Copy every line from the one containing "Convert this document image to plain text." through the last line of the records below, both included, and nothing else.

(Data entries)
######
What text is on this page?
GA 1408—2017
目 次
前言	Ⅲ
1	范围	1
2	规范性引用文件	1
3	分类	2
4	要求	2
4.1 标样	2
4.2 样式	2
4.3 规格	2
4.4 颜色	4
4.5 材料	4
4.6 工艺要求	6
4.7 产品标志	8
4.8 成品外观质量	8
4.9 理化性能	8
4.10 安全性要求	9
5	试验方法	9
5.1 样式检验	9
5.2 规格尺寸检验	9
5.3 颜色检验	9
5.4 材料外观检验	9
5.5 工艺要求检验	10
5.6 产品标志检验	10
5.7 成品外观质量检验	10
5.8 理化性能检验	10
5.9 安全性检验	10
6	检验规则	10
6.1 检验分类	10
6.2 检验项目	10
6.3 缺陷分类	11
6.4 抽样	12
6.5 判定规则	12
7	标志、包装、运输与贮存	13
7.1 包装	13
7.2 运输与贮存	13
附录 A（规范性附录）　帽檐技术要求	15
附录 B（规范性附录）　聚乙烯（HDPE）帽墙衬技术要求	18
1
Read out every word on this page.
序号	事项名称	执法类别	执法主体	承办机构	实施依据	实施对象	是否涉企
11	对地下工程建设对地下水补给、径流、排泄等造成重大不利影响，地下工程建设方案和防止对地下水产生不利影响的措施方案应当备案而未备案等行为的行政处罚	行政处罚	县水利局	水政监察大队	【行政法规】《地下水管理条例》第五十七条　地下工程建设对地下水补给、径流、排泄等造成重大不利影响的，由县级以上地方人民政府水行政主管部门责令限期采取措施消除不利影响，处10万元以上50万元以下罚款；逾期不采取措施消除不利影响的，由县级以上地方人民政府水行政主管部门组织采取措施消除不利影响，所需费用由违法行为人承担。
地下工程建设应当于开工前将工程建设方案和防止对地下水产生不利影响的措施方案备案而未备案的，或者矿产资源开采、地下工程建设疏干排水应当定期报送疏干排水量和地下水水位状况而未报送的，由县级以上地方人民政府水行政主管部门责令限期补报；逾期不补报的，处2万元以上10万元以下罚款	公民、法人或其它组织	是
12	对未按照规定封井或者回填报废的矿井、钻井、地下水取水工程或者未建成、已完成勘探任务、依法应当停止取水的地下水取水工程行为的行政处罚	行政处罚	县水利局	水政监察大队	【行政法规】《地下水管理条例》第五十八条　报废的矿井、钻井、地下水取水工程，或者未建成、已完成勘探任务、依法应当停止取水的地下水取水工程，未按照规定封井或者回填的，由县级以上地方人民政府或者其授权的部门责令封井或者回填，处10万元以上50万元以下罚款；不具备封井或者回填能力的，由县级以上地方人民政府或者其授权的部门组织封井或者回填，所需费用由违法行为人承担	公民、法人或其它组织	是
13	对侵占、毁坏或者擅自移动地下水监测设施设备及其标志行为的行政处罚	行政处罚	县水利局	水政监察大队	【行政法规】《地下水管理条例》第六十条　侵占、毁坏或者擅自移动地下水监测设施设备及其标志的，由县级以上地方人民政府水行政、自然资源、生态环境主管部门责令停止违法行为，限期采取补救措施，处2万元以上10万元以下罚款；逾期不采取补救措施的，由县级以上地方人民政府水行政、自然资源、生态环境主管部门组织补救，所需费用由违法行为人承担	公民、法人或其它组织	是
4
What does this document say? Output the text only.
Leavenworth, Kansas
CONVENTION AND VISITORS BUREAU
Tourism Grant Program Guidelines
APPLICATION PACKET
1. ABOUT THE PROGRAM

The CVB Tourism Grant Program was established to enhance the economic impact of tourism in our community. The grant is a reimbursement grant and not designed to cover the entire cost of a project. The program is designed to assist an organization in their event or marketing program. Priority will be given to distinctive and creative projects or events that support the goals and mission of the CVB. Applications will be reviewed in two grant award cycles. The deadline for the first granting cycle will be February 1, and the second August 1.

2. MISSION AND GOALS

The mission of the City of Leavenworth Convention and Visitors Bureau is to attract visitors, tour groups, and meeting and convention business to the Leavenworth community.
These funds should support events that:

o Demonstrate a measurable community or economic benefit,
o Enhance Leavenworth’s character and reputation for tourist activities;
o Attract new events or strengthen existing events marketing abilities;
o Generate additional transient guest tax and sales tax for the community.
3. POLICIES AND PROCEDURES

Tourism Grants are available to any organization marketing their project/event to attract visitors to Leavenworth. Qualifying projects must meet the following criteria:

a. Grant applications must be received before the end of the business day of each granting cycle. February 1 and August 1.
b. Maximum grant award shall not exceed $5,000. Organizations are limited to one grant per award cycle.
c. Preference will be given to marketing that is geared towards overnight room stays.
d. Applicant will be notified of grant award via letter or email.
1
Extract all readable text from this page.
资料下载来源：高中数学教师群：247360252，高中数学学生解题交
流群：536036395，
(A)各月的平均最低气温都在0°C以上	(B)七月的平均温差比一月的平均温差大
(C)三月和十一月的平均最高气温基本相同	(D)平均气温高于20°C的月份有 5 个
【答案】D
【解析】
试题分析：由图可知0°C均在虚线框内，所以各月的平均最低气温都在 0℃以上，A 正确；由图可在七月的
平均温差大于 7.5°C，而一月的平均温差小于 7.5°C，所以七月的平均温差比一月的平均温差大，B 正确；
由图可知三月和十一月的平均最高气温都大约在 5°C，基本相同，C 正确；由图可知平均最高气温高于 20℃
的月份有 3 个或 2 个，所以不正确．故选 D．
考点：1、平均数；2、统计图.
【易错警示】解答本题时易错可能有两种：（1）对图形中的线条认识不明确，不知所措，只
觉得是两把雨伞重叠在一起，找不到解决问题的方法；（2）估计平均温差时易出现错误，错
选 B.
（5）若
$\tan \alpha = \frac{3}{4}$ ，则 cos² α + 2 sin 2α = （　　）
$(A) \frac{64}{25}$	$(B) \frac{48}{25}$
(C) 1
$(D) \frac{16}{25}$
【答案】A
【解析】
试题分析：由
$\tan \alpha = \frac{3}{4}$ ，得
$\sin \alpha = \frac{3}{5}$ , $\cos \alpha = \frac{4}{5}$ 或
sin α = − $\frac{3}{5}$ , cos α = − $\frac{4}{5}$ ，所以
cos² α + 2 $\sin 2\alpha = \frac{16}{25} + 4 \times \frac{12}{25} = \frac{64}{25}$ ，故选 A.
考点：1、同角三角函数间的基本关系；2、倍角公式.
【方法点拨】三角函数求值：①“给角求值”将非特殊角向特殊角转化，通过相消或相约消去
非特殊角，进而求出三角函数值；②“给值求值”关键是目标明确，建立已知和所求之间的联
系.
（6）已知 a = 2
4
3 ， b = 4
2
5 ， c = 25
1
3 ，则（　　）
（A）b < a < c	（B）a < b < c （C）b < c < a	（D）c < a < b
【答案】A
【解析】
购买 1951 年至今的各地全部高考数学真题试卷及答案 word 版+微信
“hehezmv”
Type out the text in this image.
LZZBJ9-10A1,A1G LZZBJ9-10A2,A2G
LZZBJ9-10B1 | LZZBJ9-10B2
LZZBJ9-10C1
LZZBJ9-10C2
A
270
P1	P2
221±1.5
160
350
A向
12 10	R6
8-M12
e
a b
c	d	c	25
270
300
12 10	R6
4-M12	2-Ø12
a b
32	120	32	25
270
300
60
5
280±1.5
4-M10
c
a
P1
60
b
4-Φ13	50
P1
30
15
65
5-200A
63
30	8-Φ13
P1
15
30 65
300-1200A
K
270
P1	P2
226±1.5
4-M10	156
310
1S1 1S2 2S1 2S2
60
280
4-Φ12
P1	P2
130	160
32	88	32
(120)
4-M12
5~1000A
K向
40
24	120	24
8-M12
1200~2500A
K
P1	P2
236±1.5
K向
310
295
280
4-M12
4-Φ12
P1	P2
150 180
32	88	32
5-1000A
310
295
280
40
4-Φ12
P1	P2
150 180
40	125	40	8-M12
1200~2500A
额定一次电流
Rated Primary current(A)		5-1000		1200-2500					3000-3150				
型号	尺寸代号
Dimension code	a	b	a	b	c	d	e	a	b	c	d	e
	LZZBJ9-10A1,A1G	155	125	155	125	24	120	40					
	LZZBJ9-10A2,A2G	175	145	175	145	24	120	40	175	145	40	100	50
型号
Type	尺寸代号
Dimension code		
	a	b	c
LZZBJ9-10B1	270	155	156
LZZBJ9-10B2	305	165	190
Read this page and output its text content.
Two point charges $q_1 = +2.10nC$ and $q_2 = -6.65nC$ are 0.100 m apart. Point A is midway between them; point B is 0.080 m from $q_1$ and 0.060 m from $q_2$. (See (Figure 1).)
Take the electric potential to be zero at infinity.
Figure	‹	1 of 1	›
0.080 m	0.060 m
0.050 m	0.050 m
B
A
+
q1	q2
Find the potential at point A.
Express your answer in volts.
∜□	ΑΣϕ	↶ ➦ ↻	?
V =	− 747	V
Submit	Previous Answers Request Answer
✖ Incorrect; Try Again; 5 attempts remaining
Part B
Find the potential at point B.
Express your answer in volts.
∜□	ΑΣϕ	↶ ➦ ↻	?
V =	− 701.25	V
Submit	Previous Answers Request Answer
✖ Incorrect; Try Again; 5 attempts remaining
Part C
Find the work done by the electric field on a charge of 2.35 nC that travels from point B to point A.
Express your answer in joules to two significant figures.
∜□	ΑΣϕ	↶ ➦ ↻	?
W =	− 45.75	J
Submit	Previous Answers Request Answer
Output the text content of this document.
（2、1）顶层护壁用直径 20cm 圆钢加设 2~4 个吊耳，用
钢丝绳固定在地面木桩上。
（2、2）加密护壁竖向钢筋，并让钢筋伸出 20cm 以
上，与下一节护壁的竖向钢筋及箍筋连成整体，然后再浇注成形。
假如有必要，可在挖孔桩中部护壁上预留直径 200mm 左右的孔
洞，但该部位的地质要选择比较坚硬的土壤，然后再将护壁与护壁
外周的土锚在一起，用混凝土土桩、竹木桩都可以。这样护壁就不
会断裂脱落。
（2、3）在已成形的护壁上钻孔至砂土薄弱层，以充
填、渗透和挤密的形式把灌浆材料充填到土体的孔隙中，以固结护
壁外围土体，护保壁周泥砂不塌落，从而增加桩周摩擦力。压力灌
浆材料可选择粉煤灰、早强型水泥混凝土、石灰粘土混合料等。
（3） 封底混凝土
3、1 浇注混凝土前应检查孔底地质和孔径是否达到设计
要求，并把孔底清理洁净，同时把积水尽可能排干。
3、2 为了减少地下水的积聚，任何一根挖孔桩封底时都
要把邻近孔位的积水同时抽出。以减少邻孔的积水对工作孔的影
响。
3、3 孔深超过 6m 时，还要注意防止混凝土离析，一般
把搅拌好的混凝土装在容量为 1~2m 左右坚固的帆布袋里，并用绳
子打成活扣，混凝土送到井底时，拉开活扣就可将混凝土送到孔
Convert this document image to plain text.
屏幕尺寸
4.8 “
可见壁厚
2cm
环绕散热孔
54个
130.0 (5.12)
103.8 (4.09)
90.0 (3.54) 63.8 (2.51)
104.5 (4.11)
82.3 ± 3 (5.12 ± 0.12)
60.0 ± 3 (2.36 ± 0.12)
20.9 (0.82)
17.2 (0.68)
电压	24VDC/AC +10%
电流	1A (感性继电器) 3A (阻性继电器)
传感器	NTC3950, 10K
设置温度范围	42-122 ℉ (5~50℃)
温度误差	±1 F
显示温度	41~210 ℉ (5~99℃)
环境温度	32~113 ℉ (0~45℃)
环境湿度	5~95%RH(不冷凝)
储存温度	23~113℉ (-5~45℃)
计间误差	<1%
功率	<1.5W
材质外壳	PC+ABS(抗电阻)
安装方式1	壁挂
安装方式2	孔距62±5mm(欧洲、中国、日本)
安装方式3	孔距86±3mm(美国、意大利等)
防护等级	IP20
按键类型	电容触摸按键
######
RESULT FOR THIS TASK
Convert this document image to plain text.
屏幕尺寸
4.8 “
可见壁厚
2cm
环绕散热孔
54个
130.0 (5.12)
103.8 (4.09)
90.0 (3.54) 63.8 (2.51)
104.5 (4.11)
82.3 ± 3 (5.12 ± 0.12)
60.0 ± 3 (2.36 ± 0.12)
20.9 (0.82)
17.2 (0.68)
电压	24VDC/AC +10%
电流	1A (感性继电器) 3A (阻性继电器)
传感器	NTC3950, 10K
设置温度范围	42-122 ℉ (5~50℃)
温度误差	±1 F
显示温度	41~210 ℉ (5~99℃)
环境温度	32~113 ℉ (0~45℃)
环境湿度	5~95%RH(不冷凝)
储存温度	23~113℉ (-5~45℃)
计间误差	<1%
功率	<1.5W
材质外壳	PC+ABS(抗电阻)
安装方式1	壁挂
安装方式2	孔距62±5mm(欧洲、中国、日本)
安装方式3	孔距86±3mm(美国、意大利等)
防护等级	IP20
按键类型	电容触摸按键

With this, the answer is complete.